**What is asked:** Below are the records. List every line holding the word "Configuration".

(Stored data)

* START *

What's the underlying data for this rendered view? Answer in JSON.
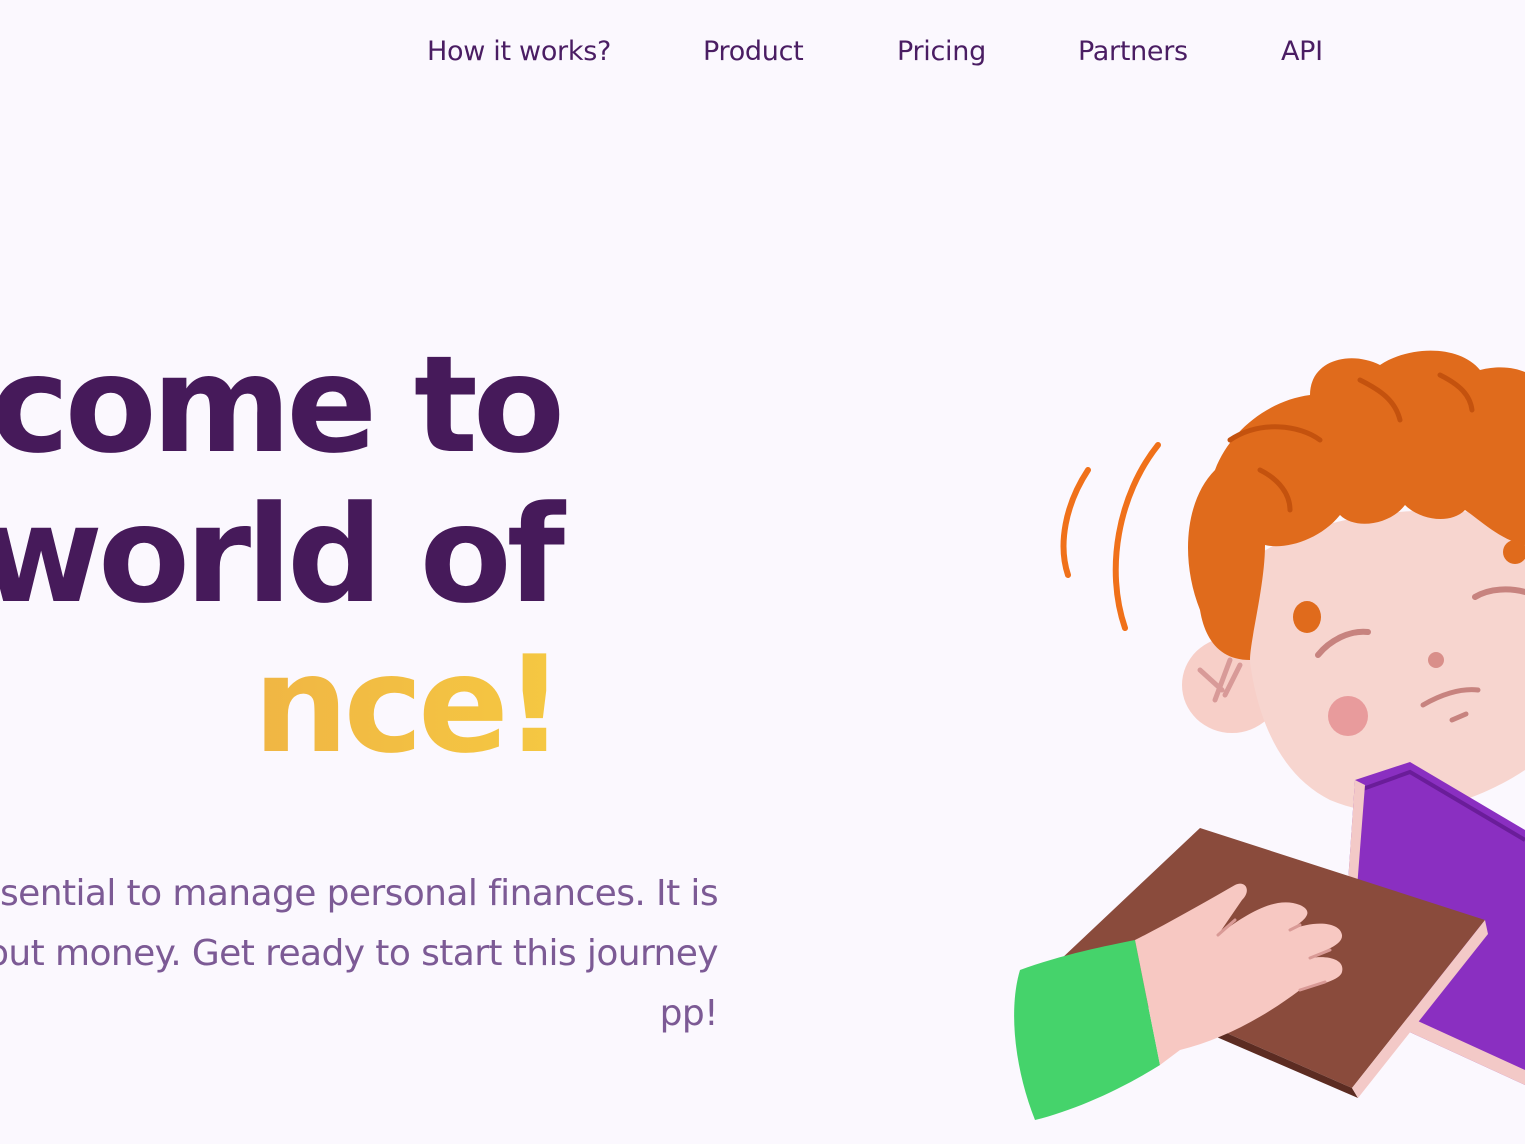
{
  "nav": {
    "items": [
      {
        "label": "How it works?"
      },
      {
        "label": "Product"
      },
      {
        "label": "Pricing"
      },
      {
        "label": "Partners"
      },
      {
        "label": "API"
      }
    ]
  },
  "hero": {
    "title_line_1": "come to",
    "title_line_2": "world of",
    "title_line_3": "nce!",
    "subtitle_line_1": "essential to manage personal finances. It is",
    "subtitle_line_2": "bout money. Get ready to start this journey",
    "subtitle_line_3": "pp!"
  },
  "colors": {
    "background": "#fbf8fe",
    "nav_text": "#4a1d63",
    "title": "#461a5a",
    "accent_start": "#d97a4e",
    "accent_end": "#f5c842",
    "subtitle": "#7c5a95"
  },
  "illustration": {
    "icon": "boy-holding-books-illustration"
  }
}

* END *
* START *

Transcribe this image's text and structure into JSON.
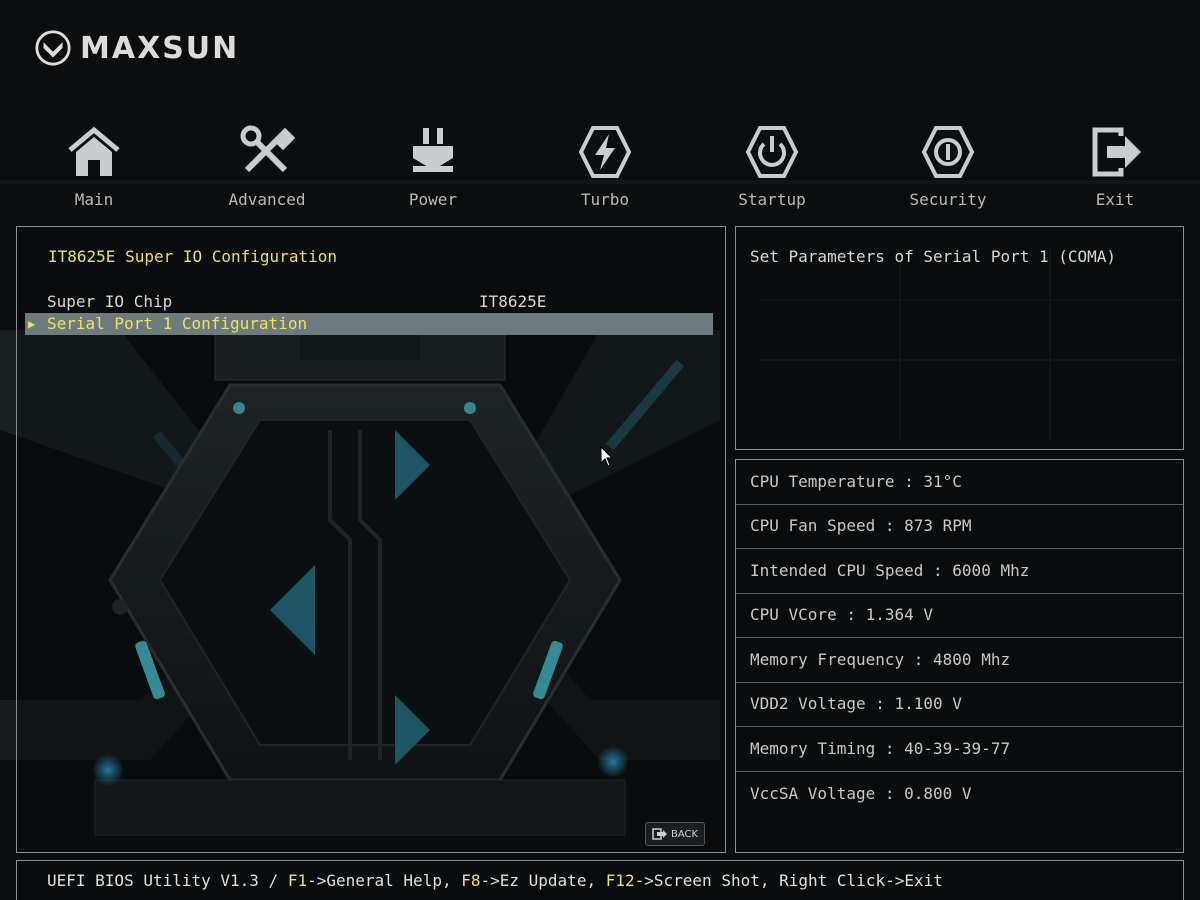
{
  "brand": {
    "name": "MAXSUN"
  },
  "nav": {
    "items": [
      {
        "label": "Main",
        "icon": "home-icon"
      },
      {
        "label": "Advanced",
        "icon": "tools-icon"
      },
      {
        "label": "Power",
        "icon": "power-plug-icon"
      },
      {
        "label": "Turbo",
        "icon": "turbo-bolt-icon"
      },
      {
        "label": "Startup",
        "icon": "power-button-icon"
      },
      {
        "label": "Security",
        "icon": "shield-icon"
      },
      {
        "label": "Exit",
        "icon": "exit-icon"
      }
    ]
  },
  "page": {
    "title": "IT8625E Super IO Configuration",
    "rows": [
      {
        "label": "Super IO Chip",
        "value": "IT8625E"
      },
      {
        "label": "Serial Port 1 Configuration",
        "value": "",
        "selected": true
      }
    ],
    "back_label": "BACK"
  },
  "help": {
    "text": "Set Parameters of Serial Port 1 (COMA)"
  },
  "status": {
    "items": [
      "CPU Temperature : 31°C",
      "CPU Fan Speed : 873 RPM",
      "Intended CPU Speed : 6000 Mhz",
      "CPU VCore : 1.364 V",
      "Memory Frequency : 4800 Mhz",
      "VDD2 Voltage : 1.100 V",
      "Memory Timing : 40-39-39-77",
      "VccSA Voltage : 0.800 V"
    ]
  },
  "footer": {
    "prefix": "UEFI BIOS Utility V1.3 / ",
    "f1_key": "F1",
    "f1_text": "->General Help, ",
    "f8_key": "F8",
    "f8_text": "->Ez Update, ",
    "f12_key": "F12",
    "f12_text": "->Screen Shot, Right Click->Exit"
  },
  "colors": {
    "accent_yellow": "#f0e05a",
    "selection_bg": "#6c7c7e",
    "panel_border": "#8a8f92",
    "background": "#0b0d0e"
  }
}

* END *

**Completed exercise:**
    "title": "IT8625E Super IO Configuration",
        "label": "Serial Port 1 Configuration",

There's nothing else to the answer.